» **What you will do**: Work out the number of lines with the word "vary" in the material below, then reply with that number only.

□ □ □ □ □

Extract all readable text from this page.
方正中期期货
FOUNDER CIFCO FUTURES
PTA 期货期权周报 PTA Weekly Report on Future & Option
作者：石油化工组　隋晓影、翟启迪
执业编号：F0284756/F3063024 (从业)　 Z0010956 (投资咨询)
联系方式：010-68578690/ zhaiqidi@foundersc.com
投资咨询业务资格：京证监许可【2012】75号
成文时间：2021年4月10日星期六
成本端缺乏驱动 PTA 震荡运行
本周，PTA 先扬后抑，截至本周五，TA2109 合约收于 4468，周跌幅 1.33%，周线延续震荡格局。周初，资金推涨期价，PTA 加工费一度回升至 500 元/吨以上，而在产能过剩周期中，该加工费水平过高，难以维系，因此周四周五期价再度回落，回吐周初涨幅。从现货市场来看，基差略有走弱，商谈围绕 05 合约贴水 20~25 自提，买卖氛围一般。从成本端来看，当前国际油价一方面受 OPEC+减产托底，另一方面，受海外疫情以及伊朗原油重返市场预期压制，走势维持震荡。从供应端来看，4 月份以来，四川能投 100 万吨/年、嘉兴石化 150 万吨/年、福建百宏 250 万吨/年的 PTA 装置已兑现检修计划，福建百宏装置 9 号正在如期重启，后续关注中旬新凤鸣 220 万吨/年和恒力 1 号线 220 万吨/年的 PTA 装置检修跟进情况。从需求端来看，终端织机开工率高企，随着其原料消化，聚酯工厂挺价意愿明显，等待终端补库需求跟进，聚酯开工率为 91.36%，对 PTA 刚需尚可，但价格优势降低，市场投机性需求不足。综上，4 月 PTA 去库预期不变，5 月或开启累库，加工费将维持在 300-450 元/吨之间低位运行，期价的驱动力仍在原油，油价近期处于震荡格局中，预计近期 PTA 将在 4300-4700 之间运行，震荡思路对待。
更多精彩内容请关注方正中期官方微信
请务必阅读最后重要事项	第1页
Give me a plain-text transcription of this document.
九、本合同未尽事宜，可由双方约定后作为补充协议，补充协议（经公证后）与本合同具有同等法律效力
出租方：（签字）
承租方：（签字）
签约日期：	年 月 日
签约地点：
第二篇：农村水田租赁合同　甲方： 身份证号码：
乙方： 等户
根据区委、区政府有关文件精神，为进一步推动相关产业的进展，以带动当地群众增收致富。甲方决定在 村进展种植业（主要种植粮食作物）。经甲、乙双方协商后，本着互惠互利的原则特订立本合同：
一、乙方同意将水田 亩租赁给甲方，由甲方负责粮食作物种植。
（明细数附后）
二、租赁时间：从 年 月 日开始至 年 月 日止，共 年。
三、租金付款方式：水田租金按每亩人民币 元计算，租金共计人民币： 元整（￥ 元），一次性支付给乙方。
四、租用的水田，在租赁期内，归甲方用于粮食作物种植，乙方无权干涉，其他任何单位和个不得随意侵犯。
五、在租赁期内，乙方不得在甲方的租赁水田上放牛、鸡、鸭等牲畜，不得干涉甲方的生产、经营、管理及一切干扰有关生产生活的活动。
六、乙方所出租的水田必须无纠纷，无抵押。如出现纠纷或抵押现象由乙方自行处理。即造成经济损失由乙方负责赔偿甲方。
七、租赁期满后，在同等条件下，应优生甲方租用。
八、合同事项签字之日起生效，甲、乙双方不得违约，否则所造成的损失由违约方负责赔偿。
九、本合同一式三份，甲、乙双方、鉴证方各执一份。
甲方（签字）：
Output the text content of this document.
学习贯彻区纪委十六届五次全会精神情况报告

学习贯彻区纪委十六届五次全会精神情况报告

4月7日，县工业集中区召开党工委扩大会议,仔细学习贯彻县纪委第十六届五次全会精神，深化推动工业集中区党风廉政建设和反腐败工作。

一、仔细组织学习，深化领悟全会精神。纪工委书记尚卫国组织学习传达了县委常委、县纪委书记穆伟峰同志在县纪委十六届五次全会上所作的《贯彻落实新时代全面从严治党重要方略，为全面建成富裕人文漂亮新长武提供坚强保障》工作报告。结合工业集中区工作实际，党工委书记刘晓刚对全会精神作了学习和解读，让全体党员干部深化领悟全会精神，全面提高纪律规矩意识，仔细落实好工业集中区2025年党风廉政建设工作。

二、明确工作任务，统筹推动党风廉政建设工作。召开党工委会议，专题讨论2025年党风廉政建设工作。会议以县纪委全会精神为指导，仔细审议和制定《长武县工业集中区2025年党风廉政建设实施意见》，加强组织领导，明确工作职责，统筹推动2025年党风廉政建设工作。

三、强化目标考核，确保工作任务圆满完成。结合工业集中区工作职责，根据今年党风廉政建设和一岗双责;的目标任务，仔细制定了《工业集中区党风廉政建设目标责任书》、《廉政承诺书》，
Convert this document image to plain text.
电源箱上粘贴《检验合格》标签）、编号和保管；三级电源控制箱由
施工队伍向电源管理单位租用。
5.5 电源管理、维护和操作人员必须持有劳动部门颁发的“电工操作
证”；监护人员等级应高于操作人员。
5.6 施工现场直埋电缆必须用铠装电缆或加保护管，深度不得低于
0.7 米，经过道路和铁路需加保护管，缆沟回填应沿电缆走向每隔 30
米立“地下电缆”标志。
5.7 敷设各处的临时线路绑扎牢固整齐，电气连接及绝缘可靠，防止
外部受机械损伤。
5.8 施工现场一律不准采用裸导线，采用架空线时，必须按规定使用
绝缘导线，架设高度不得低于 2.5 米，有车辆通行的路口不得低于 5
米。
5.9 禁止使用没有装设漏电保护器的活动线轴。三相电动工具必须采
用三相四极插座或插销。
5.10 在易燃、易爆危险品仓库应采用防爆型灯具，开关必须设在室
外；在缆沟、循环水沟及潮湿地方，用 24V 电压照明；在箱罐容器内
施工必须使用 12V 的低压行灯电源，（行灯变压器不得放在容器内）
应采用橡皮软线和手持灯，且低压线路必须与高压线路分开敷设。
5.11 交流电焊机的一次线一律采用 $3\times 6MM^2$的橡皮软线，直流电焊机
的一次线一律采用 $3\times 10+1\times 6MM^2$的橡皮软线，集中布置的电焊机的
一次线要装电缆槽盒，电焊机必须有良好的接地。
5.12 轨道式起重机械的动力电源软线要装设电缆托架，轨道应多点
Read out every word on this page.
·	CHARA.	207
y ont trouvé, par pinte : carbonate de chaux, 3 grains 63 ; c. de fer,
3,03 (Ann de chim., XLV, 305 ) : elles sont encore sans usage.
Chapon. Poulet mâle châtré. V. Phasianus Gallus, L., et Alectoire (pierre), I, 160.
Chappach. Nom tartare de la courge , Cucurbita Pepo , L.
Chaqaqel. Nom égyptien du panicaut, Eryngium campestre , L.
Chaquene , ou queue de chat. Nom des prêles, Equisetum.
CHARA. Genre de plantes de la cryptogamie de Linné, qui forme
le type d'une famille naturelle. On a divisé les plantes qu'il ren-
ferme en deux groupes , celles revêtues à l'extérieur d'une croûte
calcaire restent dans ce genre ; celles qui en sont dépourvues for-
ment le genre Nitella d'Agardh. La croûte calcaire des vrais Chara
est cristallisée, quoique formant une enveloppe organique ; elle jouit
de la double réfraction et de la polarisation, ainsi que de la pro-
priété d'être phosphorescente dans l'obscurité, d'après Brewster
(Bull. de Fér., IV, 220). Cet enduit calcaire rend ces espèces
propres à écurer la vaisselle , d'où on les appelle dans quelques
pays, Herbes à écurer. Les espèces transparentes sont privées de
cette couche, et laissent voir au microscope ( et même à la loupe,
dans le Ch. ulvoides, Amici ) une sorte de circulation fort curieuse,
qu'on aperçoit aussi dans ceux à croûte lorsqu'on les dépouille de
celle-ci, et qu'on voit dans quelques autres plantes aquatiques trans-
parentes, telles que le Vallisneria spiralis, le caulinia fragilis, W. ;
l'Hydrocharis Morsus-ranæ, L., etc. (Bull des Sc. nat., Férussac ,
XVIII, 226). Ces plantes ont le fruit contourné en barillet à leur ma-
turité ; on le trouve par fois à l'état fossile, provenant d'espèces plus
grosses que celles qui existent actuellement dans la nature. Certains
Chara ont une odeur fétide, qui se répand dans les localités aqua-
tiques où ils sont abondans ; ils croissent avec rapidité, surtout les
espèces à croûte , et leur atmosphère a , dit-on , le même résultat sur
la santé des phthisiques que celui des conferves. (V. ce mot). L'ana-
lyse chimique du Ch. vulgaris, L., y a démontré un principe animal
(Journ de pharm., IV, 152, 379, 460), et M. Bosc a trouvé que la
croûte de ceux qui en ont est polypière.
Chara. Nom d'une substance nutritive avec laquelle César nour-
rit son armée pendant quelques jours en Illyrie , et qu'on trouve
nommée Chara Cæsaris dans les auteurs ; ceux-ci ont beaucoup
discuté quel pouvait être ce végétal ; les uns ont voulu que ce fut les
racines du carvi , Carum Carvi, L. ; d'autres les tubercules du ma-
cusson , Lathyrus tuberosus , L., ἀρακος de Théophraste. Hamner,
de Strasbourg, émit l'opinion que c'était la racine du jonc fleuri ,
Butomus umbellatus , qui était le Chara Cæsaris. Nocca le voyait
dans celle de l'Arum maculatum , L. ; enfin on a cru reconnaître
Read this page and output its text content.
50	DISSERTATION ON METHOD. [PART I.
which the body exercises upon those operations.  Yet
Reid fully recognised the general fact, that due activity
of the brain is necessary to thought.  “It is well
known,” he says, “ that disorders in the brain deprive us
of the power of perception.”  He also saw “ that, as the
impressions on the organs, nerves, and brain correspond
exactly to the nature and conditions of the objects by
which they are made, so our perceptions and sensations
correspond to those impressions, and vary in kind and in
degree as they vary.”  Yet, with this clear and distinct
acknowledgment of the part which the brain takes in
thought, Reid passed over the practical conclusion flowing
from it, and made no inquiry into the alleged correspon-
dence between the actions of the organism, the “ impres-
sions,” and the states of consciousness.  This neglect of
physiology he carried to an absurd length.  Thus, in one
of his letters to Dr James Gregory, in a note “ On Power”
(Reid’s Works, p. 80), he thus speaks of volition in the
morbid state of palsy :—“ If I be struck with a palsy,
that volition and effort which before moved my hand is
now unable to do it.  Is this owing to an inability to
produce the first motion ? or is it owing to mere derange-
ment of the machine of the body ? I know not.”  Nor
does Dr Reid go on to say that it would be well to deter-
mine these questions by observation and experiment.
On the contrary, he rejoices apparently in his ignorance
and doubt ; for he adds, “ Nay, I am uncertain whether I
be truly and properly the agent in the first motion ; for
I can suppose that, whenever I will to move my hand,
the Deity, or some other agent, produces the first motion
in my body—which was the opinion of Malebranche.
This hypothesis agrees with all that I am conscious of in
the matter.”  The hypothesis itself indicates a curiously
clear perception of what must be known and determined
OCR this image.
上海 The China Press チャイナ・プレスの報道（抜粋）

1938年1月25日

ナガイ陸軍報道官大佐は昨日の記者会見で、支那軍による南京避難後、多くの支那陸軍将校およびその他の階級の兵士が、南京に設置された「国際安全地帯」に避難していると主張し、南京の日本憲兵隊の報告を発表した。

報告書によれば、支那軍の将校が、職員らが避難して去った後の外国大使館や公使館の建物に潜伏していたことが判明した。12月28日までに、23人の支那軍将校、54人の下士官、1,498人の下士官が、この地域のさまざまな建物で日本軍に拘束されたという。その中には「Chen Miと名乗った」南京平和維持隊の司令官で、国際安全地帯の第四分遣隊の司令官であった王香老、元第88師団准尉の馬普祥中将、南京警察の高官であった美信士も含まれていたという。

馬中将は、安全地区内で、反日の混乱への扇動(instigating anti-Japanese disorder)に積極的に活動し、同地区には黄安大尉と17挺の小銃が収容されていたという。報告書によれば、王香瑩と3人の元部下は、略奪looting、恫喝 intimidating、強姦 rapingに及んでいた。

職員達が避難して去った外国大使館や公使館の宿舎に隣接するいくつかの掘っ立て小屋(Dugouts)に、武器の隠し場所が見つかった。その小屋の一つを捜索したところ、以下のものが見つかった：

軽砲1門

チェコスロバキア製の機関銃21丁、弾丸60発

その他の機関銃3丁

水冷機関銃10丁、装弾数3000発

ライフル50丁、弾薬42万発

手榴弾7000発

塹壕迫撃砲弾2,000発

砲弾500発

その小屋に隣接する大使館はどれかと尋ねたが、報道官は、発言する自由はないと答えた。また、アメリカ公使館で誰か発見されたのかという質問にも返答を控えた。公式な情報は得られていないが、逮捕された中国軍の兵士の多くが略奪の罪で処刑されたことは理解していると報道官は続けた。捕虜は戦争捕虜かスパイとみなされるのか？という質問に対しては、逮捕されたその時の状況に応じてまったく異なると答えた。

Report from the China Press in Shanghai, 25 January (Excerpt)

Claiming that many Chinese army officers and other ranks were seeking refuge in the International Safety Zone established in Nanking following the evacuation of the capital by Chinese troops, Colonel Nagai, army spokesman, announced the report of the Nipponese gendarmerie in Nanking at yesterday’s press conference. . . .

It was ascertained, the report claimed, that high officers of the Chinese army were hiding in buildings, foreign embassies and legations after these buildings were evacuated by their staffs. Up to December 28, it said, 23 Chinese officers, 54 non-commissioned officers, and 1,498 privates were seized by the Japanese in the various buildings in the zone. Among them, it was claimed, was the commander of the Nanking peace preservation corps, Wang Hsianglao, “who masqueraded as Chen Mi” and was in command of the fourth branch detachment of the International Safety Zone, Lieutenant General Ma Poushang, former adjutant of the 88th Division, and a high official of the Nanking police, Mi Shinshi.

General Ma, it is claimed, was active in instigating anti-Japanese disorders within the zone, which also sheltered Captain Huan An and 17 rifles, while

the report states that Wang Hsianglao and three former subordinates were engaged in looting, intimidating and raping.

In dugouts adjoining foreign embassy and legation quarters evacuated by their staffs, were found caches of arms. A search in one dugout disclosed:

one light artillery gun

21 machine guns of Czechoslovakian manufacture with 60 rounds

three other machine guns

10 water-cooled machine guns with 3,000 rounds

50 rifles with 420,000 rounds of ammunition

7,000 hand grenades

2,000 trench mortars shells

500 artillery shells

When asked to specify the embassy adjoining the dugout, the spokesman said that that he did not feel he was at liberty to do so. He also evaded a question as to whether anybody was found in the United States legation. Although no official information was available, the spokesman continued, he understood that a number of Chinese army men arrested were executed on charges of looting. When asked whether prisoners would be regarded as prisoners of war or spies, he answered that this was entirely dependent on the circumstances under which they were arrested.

□ □ □ □ □

» **Result for this exercise**: 2